##### Given data #####

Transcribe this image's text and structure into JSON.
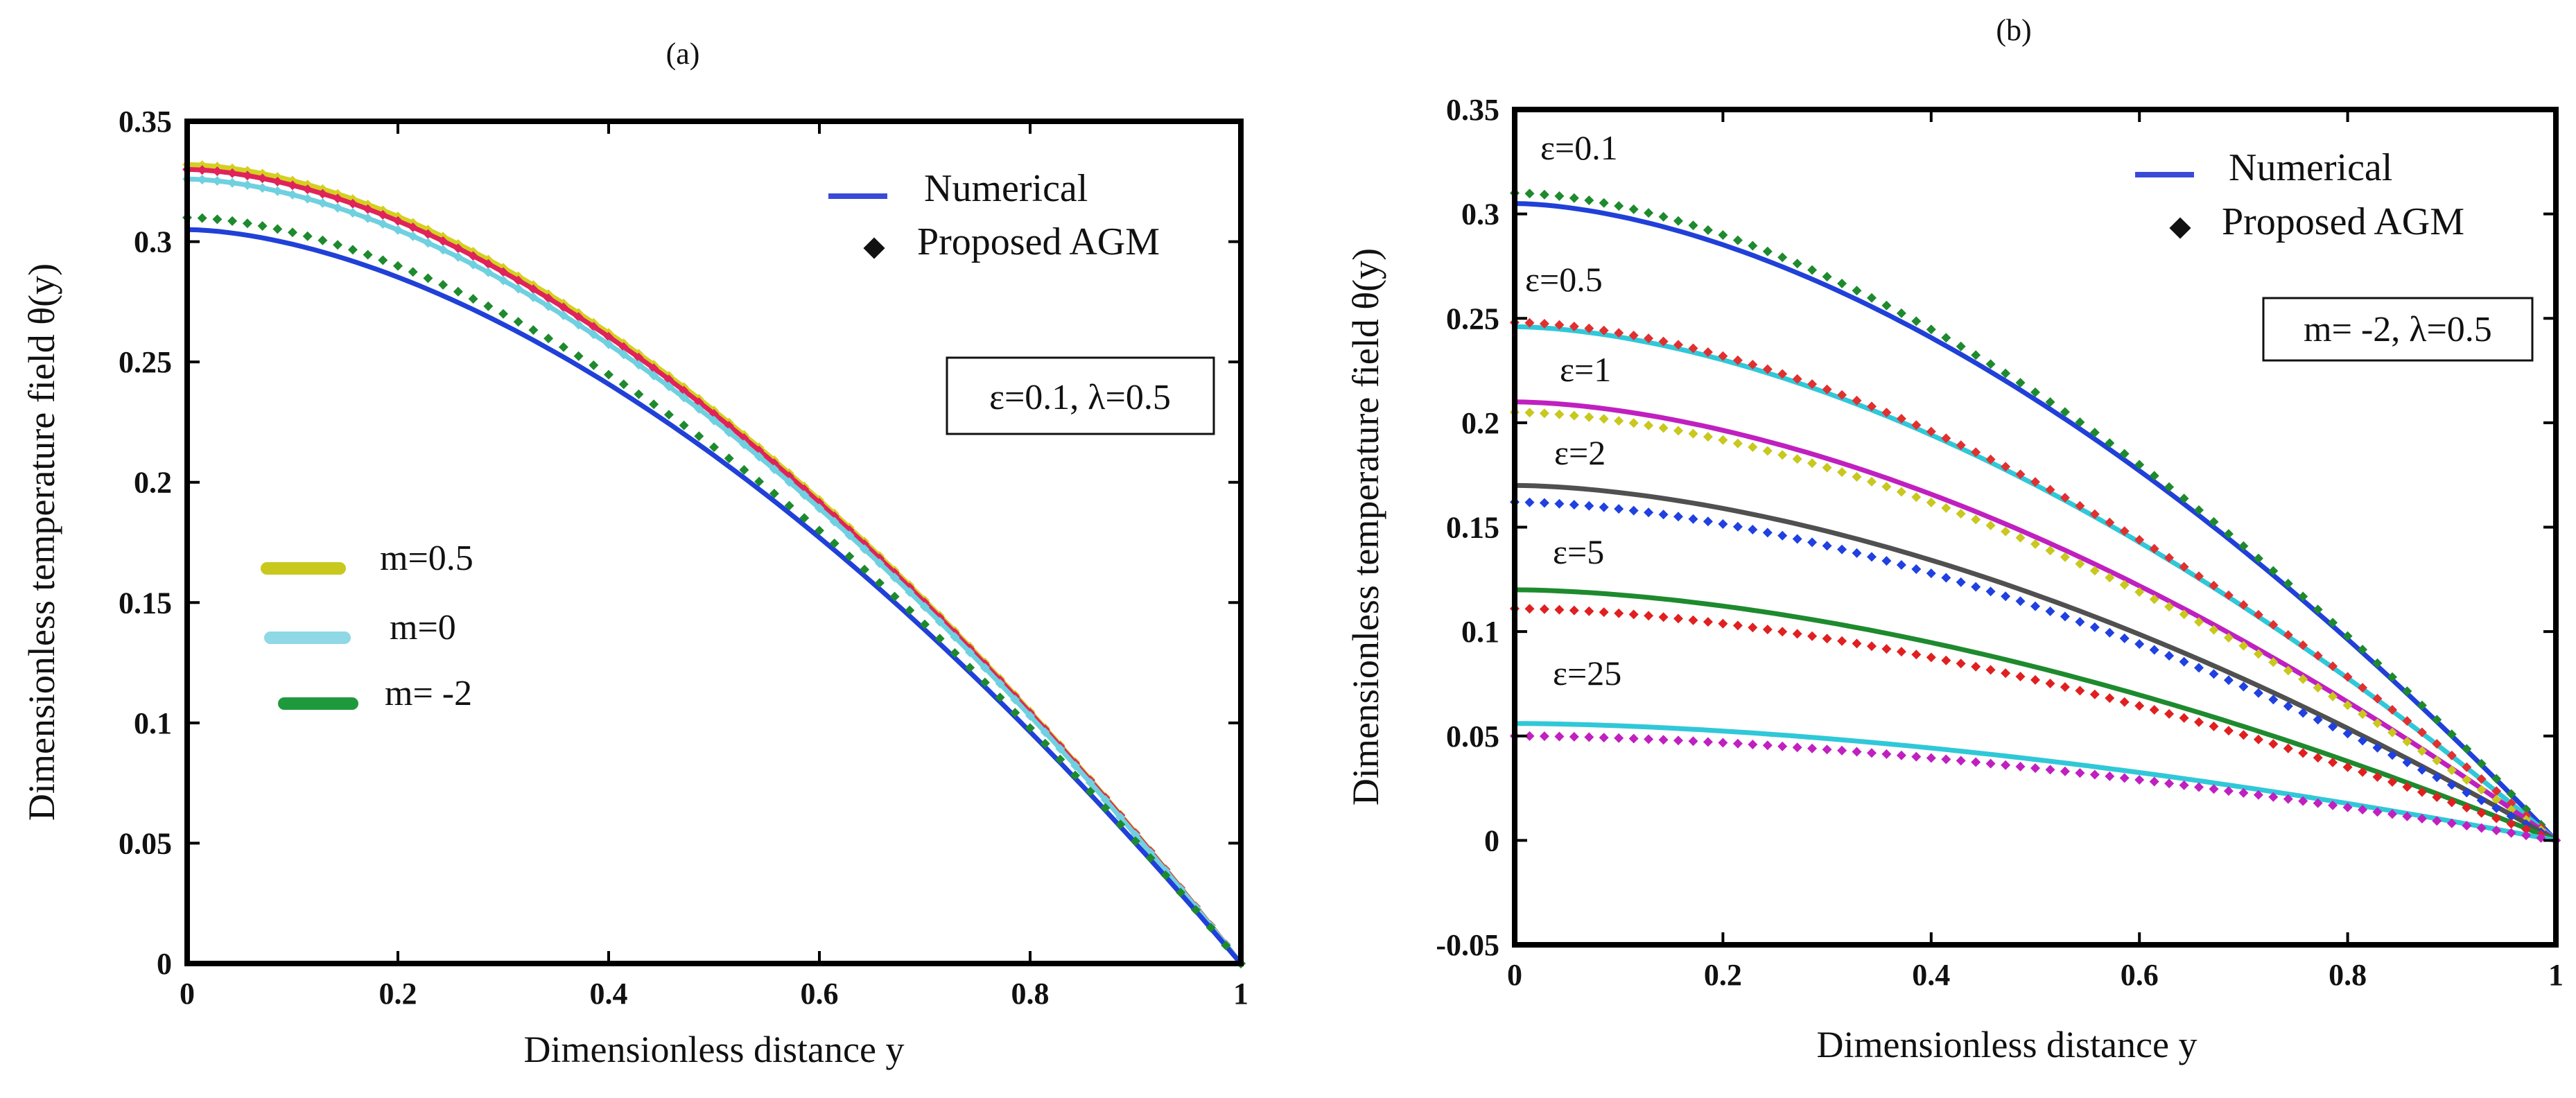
{
  "chart_data": [
    {
      "type": "line",
      "panel_label": "(a)",
      "xlabel": "Dimensionless distance  y",
      "ylabel": "Dimensionless temperature field θ(y)",
      "xlim": [
        0,
        1
      ],
      "ylim": [
        0,
        0.35
      ],
      "xticks": [
        "0",
        "0.2",
        "0.4",
        "0.6",
        "0.8",
        "1"
      ],
      "yticks": [
        "0",
        "0.05",
        "0.1",
        "0.15",
        "0.2",
        "0.25",
        "0.3",
        "0.35"
      ],
      "legend_method": {
        "numerical": "Numerical",
        "agm": "Proposed AGM"
      },
      "parameter_box": "ε=0.1,  λ=0.5",
      "m_legend": [
        {
          "label": "m=0.5",
          "color": "#c8c81e"
        },
        {
          "label": "m=0",
          "color": "#8fd8e6"
        },
        {
          "label": "m= -2",
          "color": "#1e9a3c"
        }
      ],
      "series": [
        {
          "color": "#d4d020",
          "marker_color": "#d4d020",
          "theta0": 0.332
        },
        {
          "color": "#e0245a",
          "marker_color": "#e0245a",
          "theta0": 0.33
        },
        {
          "color": "#6fd0e0",
          "marker_color": "#6fd0e0",
          "theta0": 0.326
        },
        {
          "color": "#2040d8",
          "marker_color": "#1e8a2e",
          "theta0": 0.305,
          "marker_theta0": 0.31
        }
      ]
    },
    {
      "type": "line",
      "panel_label": "(b)",
      "xlabel": "Dimensionless distance  y",
      "ylabel": "Dimensionless temperature field θ(y)",
      "xlim": [
        0,
        1
      ],
      "ylim": [
        -0.05,
        0.35
      ],
      "xticks": [
        "0",
        "0.2",
        "0.4",
        "0.6",
        "0.8",
        "1"
      ],
      "yticks": [
        "-0.05",
        "0",
        "0.05",
        "0.1",
        "0.15",
        "0.2",
        "0.25",
        "0.3",
        "0.35"
      ],
      "legend_method": {
        "numerical": "Numerical",
        "agm": "Proposed AGM"
      },
      "parameter_box": "m= -2,  λ=0.5",
      "epsilon_labels": [
        "ε=0.1",
        "ε=0.5",
        "ε=1",
        "ε=2",
        "ε=5",
        "ε=25"
      ],
      "series": [
        {
          "label": "ε=0.1",
          "line_color": "#2040d8",
          "line_theta0": 0.305,
          "marker_color": "#1e8a2e",
          "marker_theta0": 0.31
        },
        {
          "label": "ε=0.5",
          "line_color": "#30c8d8",
          "line_theta0": 0.246,
          "marker_color": "#e03030",
          "marker_theta0": 0.248
        },
        {
          "label": "ε=1",
          "line_color": "#c020c0",
          "line_theta0": 0.21,
          "marker_color": "#c8c81e",
          "marker_theta0": 0.205
        },
        {
          "label": "ε=2",
          "line_color": "#505050",
          "line_theta0": 0.17,
          "marker_color": "#2040e0",
          "marker_theta0": 0.162
        },
        {
          "label": "ε=5",
          "line_color": "#1e8a2e",
          "line_theta0": 0.12,
          "marker_color": "#e02020",
          "marker_theta0": 0.111
        },
        {
          "label": "ε=25",
          "line_color": "#30c8d8",
          "line_theta0": 0.056,
          "marker_color": "#c020c0",
          "marker_theta0": 0.05
        }
      ]
    }
  ]
}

#####

Pictures are excluded; copy all other data exactly as shown.

Transcribe this image's text and structure into JSON.
{
  "chart_data": [
    {
      "type": "line",
      "panel_label": "(a)",
      "xlabel": "Dimensionless distance  y",
      "ylabel": "Dimensionless temperature field θ(y)",
      "xlim": [
        0,
        1
      ],
      "ylim": [
        0,
        0.35
      ],
      "xticks": [
        "0",
        "0.2",
        "0.4",
        "0.6",
        "0.8",
        "1"
      ],
      "yticks": [
        "0",
        "0.05",
        "0.1",
        "0.15",
        "0.2",
        "0.25",
        "0.3",
        "0.35"
      ],
      "legend_method": {
        "numerical": "Numerical",
        "agm": "Proposed AGM"
      },
      "parameter_box": "ε=0.1,  λ=0.5",
      "m_legend": [
        {
          "label": "m=0.5",
          "color": "#c8c81e"
        },
        {
          "label": "m=0",
          "color": "#8fd8e6"
        },
        {
          "label": "m= -2",
          "color": "#1e9a3c"
        }
      ],
      "series": [
        {
          "color": "#d4d020",
          "marker_color": "#d4d020",
          "theta0": 0.332
        },
        {
          "color": "#e0245a",
          "marker_color": "#e0245a",
          "theta0": 0.33
        },
        {
          "color": "#6fd0e0",
          "marker_color": "#6fd0e0",
          "theta0": 0.326
        },
        {
          "color": "#2040d8",
          "marker_color": "#1e8a2e",
          "theta0": 0.305,
          "marker_theta0": 0.31
        }
      ]
    },
    {
      "type": "line",
      "panel_label": "(b)",
      "xlabel": "Dimensionless distance  y",
      "ylabel": "Dimensionless temperature field θ(y)",
      "xlim": [
        0,
        1
      ],
      "ylim": [
        -0.05,
        0.35
      ],
      "xticks": [
        "0",
        "0.2",
        "0.4",
        "0.6",
        "0.8",
        "1"
      ],
      "yticks": [
        "-0.05",
        "0",
        "0.05",
        "0.1",
        "0.15",
        "0.2",
        "0.25",
        "0.3",
        "0.35"
      ],
      "legend_method": {
        "numerical": "Numerical",
        "agm": "Proposed AGM"
      },
      "parameter_box": "m= -2,  λ=0.5",
      "epsilon_labels": [
        "ε=0.1",
        "ε=0.5",
        "ε=1",
        "ε=2",
        "ε=5",
        "ε=25"
      ],
      "series": [
        {
          "label": "ε=0.1",
          "line_color": "#2040d8",
          "line_theta0": 0.305,
          "marker_color": "#1e8a2e",
          "marker_theta0": 0.31
        },
        {
          "label": "ε=0.5",
          "line_color": "#30c8d8",
          "line_theta0": 0.246,
          "marker_color": "#e03030",
          "marker_theta0": 0.248
        },
        {
          "label": "ε=1",
          "line_color": "#c020c0",
          "line_theta0": 0.21,
          "marker_color": "#c8c81e",
          "marker_theta0": 0.205
        },
        {
          "label": "ε=2",
          "line_color": "#505050",
          "line_theta0": 0.17,
          "marker_color": "#2040e0",
          "marker_theta0": 0.162
        },
        {
          "label": "ε=5",
          "line_color": "#1e8a2e",
          "line_theta0": 0.12,
          "marker_color": "#e02020",
          "marker_theta0": 0.111
        },
        {
          "label": "ε=25",
          "line_color": "#30c8d8",
          "line_theta0": 0.056,
          "marker_color": "#c020c0",
          "marker_theta0": 0.05
        }
      ]
    }
  ]
}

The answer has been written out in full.